To do - Please copy every line of the records below that holds the word "Insert".

Given records -

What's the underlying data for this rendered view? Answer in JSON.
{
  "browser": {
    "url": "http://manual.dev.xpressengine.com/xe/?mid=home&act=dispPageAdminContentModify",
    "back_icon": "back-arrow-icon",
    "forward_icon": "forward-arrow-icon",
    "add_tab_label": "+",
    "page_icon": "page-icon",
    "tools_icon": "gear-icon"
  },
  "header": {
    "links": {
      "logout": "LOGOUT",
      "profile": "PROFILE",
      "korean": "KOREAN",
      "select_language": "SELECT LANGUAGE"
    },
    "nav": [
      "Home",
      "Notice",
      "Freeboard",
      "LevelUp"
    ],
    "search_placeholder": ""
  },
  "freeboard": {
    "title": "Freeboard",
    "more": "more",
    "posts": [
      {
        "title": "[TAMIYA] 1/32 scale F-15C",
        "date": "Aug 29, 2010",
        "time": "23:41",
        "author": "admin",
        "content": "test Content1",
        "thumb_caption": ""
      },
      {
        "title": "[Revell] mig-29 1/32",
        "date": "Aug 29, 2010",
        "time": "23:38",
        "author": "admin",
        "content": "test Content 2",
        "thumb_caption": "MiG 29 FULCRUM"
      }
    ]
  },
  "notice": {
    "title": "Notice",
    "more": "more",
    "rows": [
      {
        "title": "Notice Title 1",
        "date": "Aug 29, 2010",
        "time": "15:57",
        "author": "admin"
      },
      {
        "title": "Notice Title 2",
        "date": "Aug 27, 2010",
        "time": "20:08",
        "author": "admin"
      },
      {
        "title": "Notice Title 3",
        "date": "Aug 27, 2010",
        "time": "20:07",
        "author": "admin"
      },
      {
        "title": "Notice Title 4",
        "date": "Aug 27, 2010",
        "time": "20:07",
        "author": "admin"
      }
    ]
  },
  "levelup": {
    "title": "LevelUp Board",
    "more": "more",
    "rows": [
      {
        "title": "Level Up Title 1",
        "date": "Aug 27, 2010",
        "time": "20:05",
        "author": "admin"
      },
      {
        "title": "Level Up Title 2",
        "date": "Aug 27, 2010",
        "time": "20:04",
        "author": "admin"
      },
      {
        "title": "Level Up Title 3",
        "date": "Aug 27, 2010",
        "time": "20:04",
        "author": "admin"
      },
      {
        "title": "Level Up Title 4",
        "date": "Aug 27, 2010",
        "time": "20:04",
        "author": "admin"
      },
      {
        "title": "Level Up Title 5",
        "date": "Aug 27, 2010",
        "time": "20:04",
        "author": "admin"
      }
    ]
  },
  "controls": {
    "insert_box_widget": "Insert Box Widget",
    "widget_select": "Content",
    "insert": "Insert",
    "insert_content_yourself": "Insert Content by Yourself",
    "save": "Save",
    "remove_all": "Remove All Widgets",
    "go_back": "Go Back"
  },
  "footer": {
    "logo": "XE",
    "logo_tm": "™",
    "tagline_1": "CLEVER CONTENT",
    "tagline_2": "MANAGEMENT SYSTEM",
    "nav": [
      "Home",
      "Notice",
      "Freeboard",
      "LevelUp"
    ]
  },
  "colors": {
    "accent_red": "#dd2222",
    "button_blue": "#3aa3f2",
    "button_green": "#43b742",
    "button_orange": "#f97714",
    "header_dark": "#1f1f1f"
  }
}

Answer to this problem -
    "insert_box_widget": "Insert Box Widget",
    "insert": "Insert",
    "insert_content_yourself": "Insert Content by Yourself",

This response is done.